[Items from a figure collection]
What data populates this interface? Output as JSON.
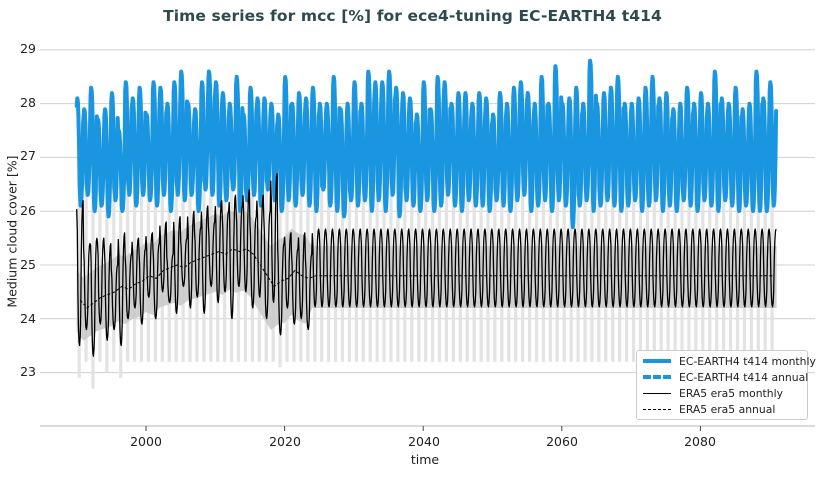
{
  "chart_data": {
    "type": "line",
    "title": "Time series for mcc [%] for ece4-tuning EC-EARTH4 t414",
    "xlabel": "time",
    "ylabel": "Medium cloud cover [%]",
    "xlim": [
      1985,
      2096
    ],
    "ylim": [
      22.1,
      29.4
    ],
    "xticks": [
      2000,
      2020,
      2040,
      2060,
      2080
    ],
    "yticks": [
      23,
      24,
      25,
      26,
      27,
      28,
      29
    ],
    "grid": "horizontal",
    "legend_position": "lower right",
    "series": [
      {
        "name": "EC-EARTH4 t414 monthly",
        "style": "solid-thick",
        "color": "#1a96e0",
        "x_start": 1990,
        "x_end": 2091,
        "annual_peaks": [
          28.1,
          27.9,
          28.3,
          27.7,
          27.9,
          28.2,
          27.5,
          28.4,
          28.1,
          28.3,
          27.8,
          28.4,
          28.3,
          28.0,
          28.4,
          28.6,
          28.0,
          27.9,
          28.4,
          28.6,
          28.4,
          28.2,
          28.0,
          28.5,
          27.8,
          28.3,
          28.1,
          28.1,
          28.0,
          27.8,
          28.5,
          28.0,
          28.2,
          28.1,
          28.3,
          28.0,
          28.0,
          28.5,
          27.9,
          28.0,
          28.4,
          28.0,
          28.6,
          28.4,
          28.4,
          28.6,
          28.3,
          28.2,
          28.1,
          27.8,
          28.4,
          27.9,
          28.5,
          28.4,
          28.0,
          28.2,
          28.2,
          28.0,
          28.2,
          28.1,
          27.8,
          28.2,
          28.0,
          28.3,
          28.4,
          28.2,
          28.0,
          28.5,
          28.0,
          28.7,
          28.0,
          28.1,
          28.3,
          28.0,
          28.8,
          28.0,
          28.2,
          28.3,
          28.5,
          28.0,
          28.0,
          28.1,
          28.3,
          28.5,
          28.1,
          28.2,
          27.9,
          28.0,
          28.3,
          28.0,
          28.2,
          28.0,
          28.6,
          28.1,
          28.0,
          28.3,
          27.9,
          28.0,
          28.6,
          28.1,
          28.4,
          27.9
        ],
        "annual_troughs": [
          26.0,
          26.1,
          26.3,
          26.0,
          26.1,
          25.9,
          26.2,
          26.0,
          26.3,
          26.1,
          26.3,
          26.2,
          26.1,
          26.3,
          26.0,
          26.3,
          26.2,
          26.3,
          26.0,
          26.4,
          26.3,
          26.1,
          26.2,
          26.4,
          26.0,
          26.2,
          26.3,
          26.1,
          26.4,
          26.2,
          26.0,
          26.2,
          26.1,
          26.3,
          26.1,
          26.0,
          26.4,
          26.1,
          26.0,
          25.9,
          26.2,
          26.1,
          26.2,
          26.0,
          26.2,
          26.0,
          26.3,
          25.9,
          26.2,
          26.1,
          26.0,
          26.2,
          26.0,
          26.1,
          26.3,
          26.1,
          26.0,
          26.2,
          26.1,
          26.1,
          26.0,
          26.2,
          26.1,
          26.0,
          26.2,
          26.3,
          26.0,
          26.1,
          26.2,
          26.0,
          26.2,
          26.1,
          25.7,
          26.1,
          26.2,
          26.0,
          26.1,
          26.2,
          26.1,
          26.0,
          26.1,
          26.2,
          26.0,
          26.1,
          26.2,
          26.0,
          26.1,
          26.0,
          26.2,
          26.1,
          26.0,
          26.2,
          26.1,
          26.0,
          26.2,
          26.1,
          26.0,
          26.1,
          26.0,
          26.0,
          26.0,
          26.1
        ]
      },
      {
        "name": "EC-EARTH4 t414 annual",
        "style": "dashed-thick",
        "color": "#1a96e0",
        "note": "hidden beneath monthly series"
      },
      {
        "name": "ERA5 era5 monthly",
        "style": "solid",
        "color": "#000000",
        "x_start": 1990,
        "x_end": 2091,
        "observed_end": 2024,
        "annual_peaks": [
          26.2,
          25.4,
          25.5,
          25.5,
          25.4,
          25.0,
          25.6,
          25.2,
          25.5,
          25.3,
          25.6,
          25.4,
          25.8,
          25.2,
          25.9,
          25.5,
          26.0,
          25.7,
          26.1,
          25.8,
          26.2,
          26.0,
          26.3,
          26.1,
          26.4,
          25.9,
          26.3,
          26.0,
          26.7,
          25.4,
          25.6,
          25.3,
          25.6,
          25.2
        ],
        "annual_troughs": [
          23.5,
          23.8,
          23.3,
          23.9,
          23.6,
          23.8,
          23.5,
          24.0,
          24.2,
          23.9,
          24.4,
          24.0,
          24.5,
          24.3,
          24.1,
          24.6,
          24.2,
          24.4,
          24.1,
          24.6,
          24.3,
          24.5,
          24.0,
          24.6,
          24.5,
          24.2,
          24.4,
          24.0,
          24.3,
          23.7,
          24.2,
          23.9,
          24.0,
          23.8
        ],
        "climatology_peak": 25.67,
        "climatology_trough": 24.22
      },
      {
        "name": "ERA5 era5 annual",
        "style": "dashed",
        "color": "#000000",
        "values": [
          24.35,
          24.2,
          24.3,
          24.4,
          24.45,
          24.5,
          24.6,
          24.55,
          24.65,
          24.7,
          24.8,
          24.75,
          24.9,
          24.95,
          25.0,
          24.95,
          25.05,
          25.1,
          25.15,
          25.2,
          25.25,
          25.2,
          25.3,
          25.25,
          25.3,
          25.2,
          25.0,
          24.8,
          24.6,
          24.7,
          24.75,
          24.9,
          24.8,
          24.75
        ],
        "climatology": 24.8
      }
    ],
    "bands": [
      {
        "name": "ERA5 annual spread",
        "color": "#c8c8c8",
        "lower_start": 24.0,
        "upper_start": 25.0,
        "lower_end": 24.15,
        "upper_end": 25.3
      },
      {
        "name": "ERA5 monthly spread",
        "color": "#e3e3e3",
        "lower": 23.2,
        "upper": 26.6
      }
    ]
  },
  "legend": {
    "items": [
      {
        "label": "EC-EARTH4 t414 monthly"
      },
      {
        "label": "EC-EARTH4 t414 annual"
      },
      {
        "label": "ERA5 era5 monthly"
      },
      {
        "label": "ERA5 era5 annual"
      }
    ]
  },
  "axes": {
    "ytick_labels": [
      "29",
      "28",
      "27",
      "26",
      "25",
      "24",
      "23"
    ],
    "xtick_labels": [
      "2000",
      "2020",
      "2040",
      "2060",
      "2080"
    ]
  },
  "colors": {
    "model": "#1a96e0",
    "obs": "#000000",
    "grid": "#d0d0d0",
    "title": "#2f4a4f"
  }
}
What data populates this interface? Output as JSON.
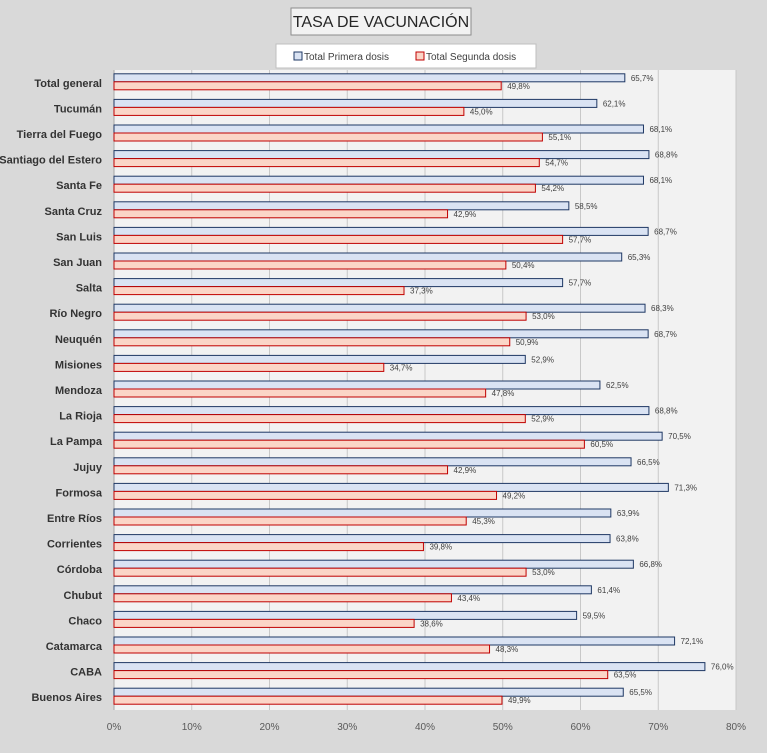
{
  "chart_data": {
    "type": "bar",
    "orientation": "horizontal",
    "title": "TASA DE VACUNACIÓN",
    "categories": [
      "Total general",
      "Tucumán",
      "Tierra del Fuego",
      "Santiago del Estero",
      "Santa Fe",
      "Santa Cruz",
      "San Luis",
      "San Juan",
      "Salta",
      "Río Negro",
      "Neuquén",
      "Misiones",
      "Mendoza",
      "La Rioja",
      "La Pampa",
      "Jujuy",
      "Formosa",
      "Entre Ríos",
      "Corrientes",
      "Córdoba",
      "Chubut",
      "Chaco",
      "Catamarca",
      "CABA",
      "Buenos Aires"
    ],
    "series": [
      {
        "name": "Total Primera dosis",
        "color": "#dae3f3",
        "border": "#1f3864",
        "values": [
          65.7,
          62.1,
          68.1,
          68.8,
          68.1,
          58.5,
          68.7,
          65.3,
          57.7,
          68.3,
          68.7,
          52.9,
          62.5,
          68.8,
          70.5,
          66.5,
          71.3,
          63.9,
          63.8,
          66.8,
          61.4,
          59.5,
          72.1,
          76.0,
          65.5
        ],
        "labels": [
          "65,7%",
          "62,1%",
          "68,1%",
          "68,8%",
          "68,1%",
          "58,5%",
          "68,7%",
          "65,3%",
          "57,7%",
          "68,3%",
          "68,7%",
          "52,9%",
          "62,5%",
          "68,8%",
          "70,5%",
          "66,5%",
          "71,3%",
          "63,9%",
          "63,8%",
          "66,8%",
          "61,4%",
          "59,5%",
          "72,1%",
          "76,0%",
          "65,5%"
        ]
      },
      {
        "name": "Total Segunda dosis",
        "color": "#fbd5c7",
        "border": "#c00000",
        "values": [
          49.8,
          45.0,
          55.1,
          54.7,
          54.2,
          42.9,
          57.7,
          50.4,
          37.3,
          53.0,
          50.9,
          34.7,
          47.8,
          52.9,
          60.5,
          42.9,
          49.2,
          45.3,
          39.8,
          53.0,
          43.4,
          38.6,
          48.3,
          63.5,
          49.9
        ],
        "labels": [
          "49,8%",
          "45,0%",
          "55,1%",
          "54,7%",
          "54,2%",
          "42,9%",
          "57,7%",
          "50,4%",
          "37,3%",
          "53,0%",
          "50,9%",
          "34,7%",
          "47,8%",
          "52,9%",
          "60,5%",
          "42,9%",
          "49,2%",
          "45,3%",
          "39,8%",
          "53,0%",
          "43,4%",
          "38,6%",
          "48,3%",
          "63,5%",
          "49,9%"
        ]
      }
    ],
    "xlim": [
      0,
      80
    ],
    "x_ticks": [
      "0%",
      "10%",
      "20%",
      "30%",
      "40%",
      "50%",
      "60%",
      "70%",
      "80%"
    ],
    "grid": true,
    "legend_position": "top"
  }
}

• [Goal of the exercise]
Looking at the entries above, say how many lines contain the word "title". Only the number is wanted.

• [Response to this exercise]
3